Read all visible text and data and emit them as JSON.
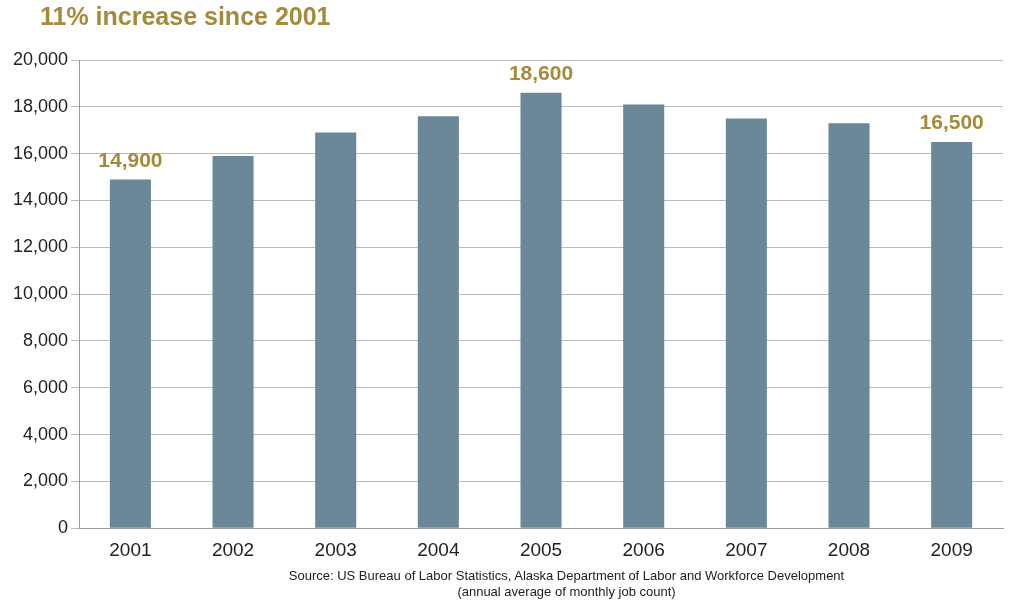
{
  "chart_data": {
    "type": "bar",
    "title": "11% increase since 2001",
    "categories": [
      "2001",
      "2002",
      "2003",
      "2004",
      "2005",
      "2006",
      "2007",
      "2008",
      "2009"
    ],
    "values": [
      14900,
      15900,
      16900,
      17600,
      18600,
      18100,
      17500,
      17300,
      16500
    ],
    "value_labels": [
      "14,900",
      null,
      null,
      null,
      "18,600",
      null,
      null,
      null,
      "16,500"
    ],
    "color": "#6a8898",
    "ylim": [
      0,
      20000
    ],
    "yticks": [
      {
        "value": 0,
        "label": "0"
      },
      {
        "value": 2000,
        "label": "2,000"
      },
      {
        "value": 4000,
        "label": "4,000"
      },
      {
        "value": 6000,
        "label": "6,000"
      },
      {
        "value": 8000,
        "label": "8,000"
      },
      {
        "value": 10000,
        "label": "10,000"
      },
      {
        "value": 12000,
        "label": "12,000"
      },
      {
        "value": 14000,
        "label": "14,000"
      },
      {
        "value": 16000,
        "label": "16,000"
      },
      {
        "value": 18000,
        "label": "18,000"
      },
      {
        "value": 20000,
        "label": "20,000"
      }
    ],
    "grid": "y",
    "annotations": [
      "Source: US Bureau of Labor Statistics, Alaska Department of Labor and Workforce Development",
      "(annual average of monthly job count)"
    ]
  }
}
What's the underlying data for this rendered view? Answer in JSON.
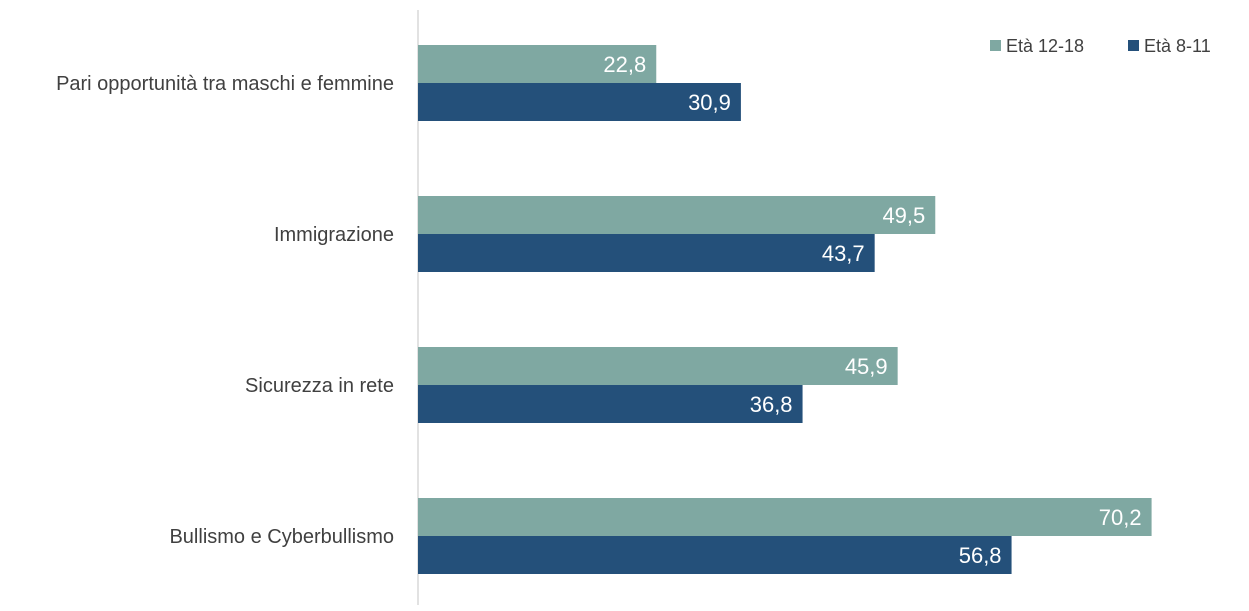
{
  "chart_data": {
    "type": "bar",
    "orientation": "horizontal",
    "categories": [
      "Pari opportunità tra maschi e femmine",
      "Immigrazione",
      "Sicurezza in rete",
      "Bullismo e Cyberbullismo"
    ],
    "series": [
      {
        "name": "Età 12-18",
        "color": "#7fa8a2",
        "values": [
          22.8,
          49.5,
          45.9,
          70.2
        ],
        "labels": [
          "22,8",
          "49,5",
          "45,9",
          "70,2"
        ]
      },
      {
        "name": "Età 8-11",
        "color": "#24507a",
        "values": [
          30.9,
          43.7,
          36.8,
          56.8
        ],
        "labels": [
          "30,9",
          "43,7",
          "36,8",
          "56,8"
        ]
      }
    ],
    "xlim": [
      0,
      80
    ],
    "grid": false,
    "legend_position": "top-right",
    "title": "",
    "xlabel": "",
    "ylabel": ""
  }
}
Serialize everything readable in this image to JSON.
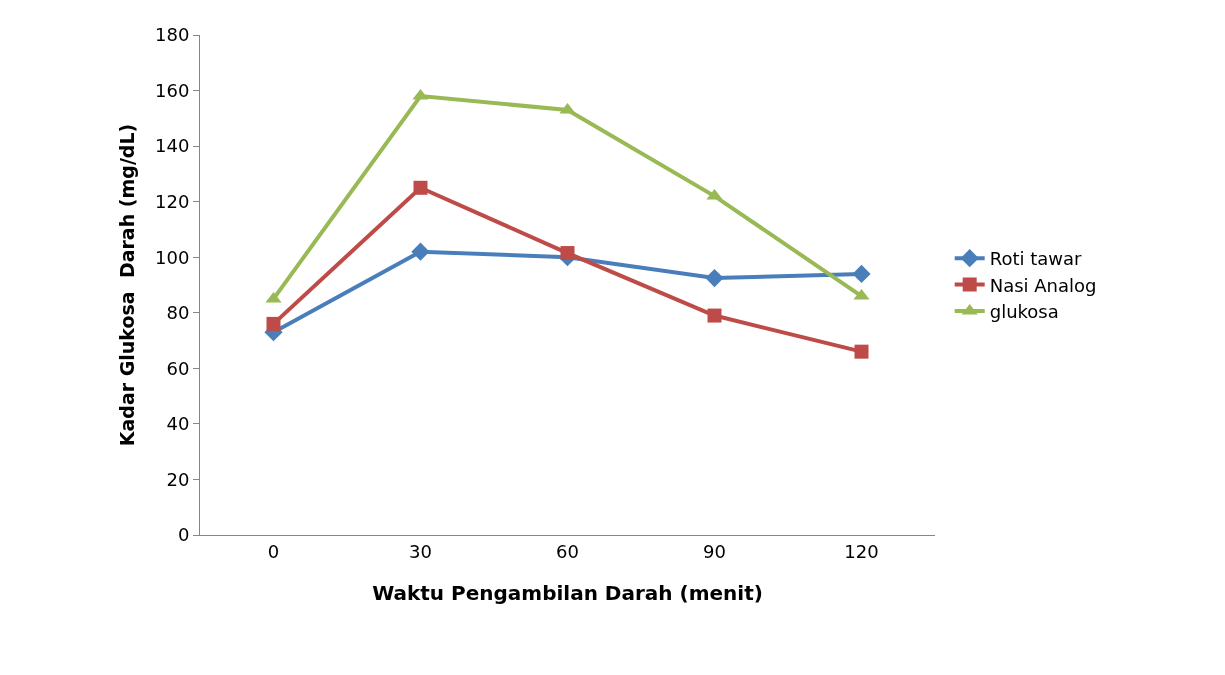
{
  "chart_data": {
    "type": "line",
    "xlabel": "Waktu Pengambilan Darah (menit)",
    "ylabel": "Kadar Glukosa  Darah (mg/dL)",
    "categories": [
      "0",
      "30",
      "60",
      "90",
      "120"
    ],
    "ylim": [
      0,
      180
    ],
    "yticks": [
      0,
      20,
      40,
      60,
      80,
      100,
      120,
      140,
      160,
      180
    ],
    "legend": "right",
    "series": [
      {
        "name": "Roti tawar",
        "color": "#4a7ebb",
        "marker": "diamond",
        "values": [
          73,
          102,
          100,
          92.5,
          94
        ]
      },
      {
        "name": "Nasi Analog",
        "color": "#be4b48",
        "marker": "square",
        "values": [
          76,
          125,
          101.5,
          79,
          66
        ]
      },
      {
        "name": "glukosa",
        "color": "#98b954",
        "marker": "triangle",
        "values": [
          85,
          158,
          153,
          122,
          86
        ]
      }
    ]
  }
}
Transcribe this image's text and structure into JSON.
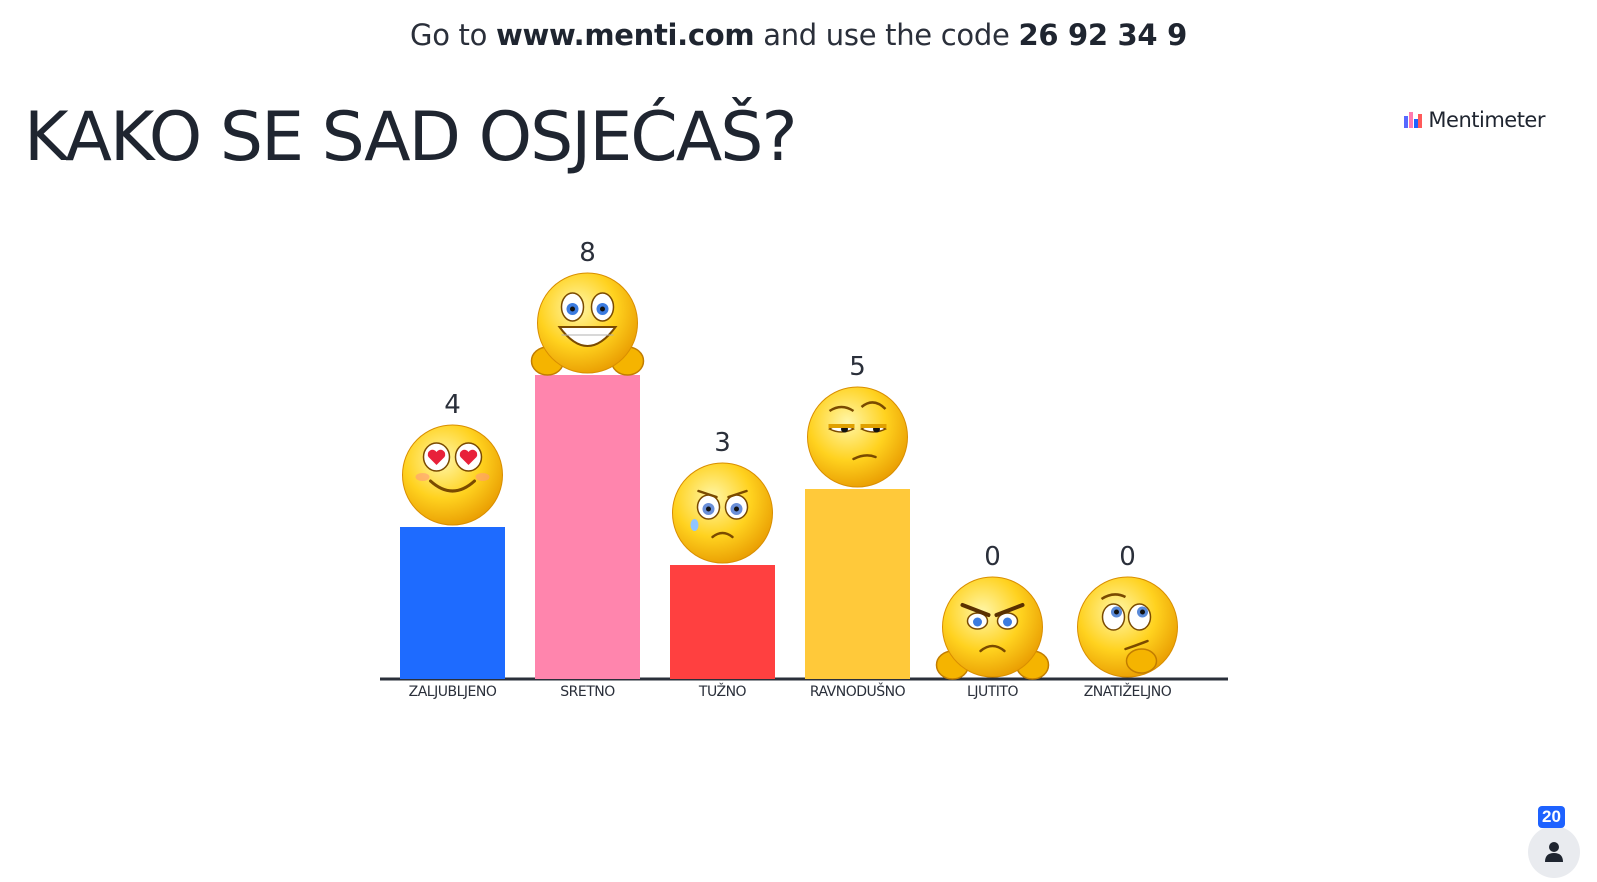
{
  "header": {
    "join_prefix": "Go to ",
    "join_url": "www.menti.com",
    "join_middle": " and use the code ",
    "join_code": "26 92 34 9"
  },
  "title": "KAKO SE SAD OSJEĆAŠ?",
  "brand": {
    "name": "Mentimeter",
    "icon": "mentimeter-logo-icon"
  },
  "participants": {
    "count": "20",
    "icon": "person-icon"
  },
  "chart_data": {
    "type": "bar",
    "categories": [
      "ZALJUBLJENO",
      "SRETNO",
      "TUŽNO",
      "RAVNODUŠNO",
      "LJUTITO",
      "ZNATIŽELJNO"
    ],
    "values": [
      4,
      8,
      3,
      5,
      0,
      0
    ],
    "colors": [
      "#1e6bff",
      "#ff85ad",
      "#ff4040",
      "#ffc93a",
      "#ffc93a",
      "#ffc93a"
    ],
    "icons": [
      "heart-eyes-emoji-icon",
      "big-grin-thumbs-up-emoji-icon",
      "sad-teary-emoji-icon",
      "unimpressed-emoji-icon",
      "angry-thumbs-down-emoji-icon",
      "thinking-emoji-icon"
    ],
    "ylim": [
      0,
      8
    ],
    "grid": false,
    "legend": "none"
  }
}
========================================
The problem -> Write only the number of lines in the records that include the word "Darah".

Solution -> 2